_What the exercise asks:_
Go through the material under this sentence. Return every line holding "OTHER".

*** Block opens ***

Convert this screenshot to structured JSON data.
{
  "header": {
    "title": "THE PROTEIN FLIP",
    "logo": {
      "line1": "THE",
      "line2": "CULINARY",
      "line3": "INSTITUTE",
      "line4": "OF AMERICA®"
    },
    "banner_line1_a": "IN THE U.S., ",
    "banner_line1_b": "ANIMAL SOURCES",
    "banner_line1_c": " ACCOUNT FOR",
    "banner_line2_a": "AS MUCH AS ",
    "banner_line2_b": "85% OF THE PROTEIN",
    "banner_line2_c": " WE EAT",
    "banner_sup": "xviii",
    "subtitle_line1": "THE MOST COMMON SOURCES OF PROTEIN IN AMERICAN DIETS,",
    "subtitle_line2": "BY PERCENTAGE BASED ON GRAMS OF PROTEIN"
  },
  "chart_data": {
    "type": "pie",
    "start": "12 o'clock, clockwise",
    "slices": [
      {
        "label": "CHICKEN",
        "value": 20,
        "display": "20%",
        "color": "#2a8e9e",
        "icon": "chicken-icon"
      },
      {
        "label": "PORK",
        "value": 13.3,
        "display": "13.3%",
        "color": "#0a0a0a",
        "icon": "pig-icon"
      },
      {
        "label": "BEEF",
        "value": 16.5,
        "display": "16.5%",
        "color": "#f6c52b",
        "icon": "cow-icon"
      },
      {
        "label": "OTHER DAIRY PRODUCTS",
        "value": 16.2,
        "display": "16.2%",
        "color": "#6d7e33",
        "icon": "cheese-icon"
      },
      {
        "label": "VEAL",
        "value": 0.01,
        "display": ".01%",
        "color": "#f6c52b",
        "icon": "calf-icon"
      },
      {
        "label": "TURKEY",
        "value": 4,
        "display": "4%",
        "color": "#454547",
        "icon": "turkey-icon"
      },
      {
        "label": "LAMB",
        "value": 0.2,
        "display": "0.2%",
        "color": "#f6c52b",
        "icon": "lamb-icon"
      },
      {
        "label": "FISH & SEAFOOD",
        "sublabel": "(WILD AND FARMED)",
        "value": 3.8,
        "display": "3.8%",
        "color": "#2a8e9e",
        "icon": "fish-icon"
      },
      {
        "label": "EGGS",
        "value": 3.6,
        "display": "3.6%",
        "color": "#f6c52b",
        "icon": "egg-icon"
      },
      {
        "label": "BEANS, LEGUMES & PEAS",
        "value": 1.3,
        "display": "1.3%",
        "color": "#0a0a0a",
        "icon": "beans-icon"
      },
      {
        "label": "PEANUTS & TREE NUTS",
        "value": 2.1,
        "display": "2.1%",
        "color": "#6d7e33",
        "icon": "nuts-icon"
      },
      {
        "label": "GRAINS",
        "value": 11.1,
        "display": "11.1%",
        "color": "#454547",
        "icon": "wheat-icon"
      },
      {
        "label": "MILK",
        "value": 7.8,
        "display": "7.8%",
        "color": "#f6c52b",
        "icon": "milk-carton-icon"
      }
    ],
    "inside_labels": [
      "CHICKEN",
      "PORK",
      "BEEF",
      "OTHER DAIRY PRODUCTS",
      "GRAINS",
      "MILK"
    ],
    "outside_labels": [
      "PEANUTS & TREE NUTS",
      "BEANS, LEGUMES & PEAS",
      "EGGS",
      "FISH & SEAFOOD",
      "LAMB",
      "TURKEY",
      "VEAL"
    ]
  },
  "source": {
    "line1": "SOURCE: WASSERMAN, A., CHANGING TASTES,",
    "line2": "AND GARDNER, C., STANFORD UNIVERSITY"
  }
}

*** Block closes ***

_Expected output:_
        "label": "OTHER DAIRY PRODUCTS",
      "OTHER DAIRY PRODUCTS",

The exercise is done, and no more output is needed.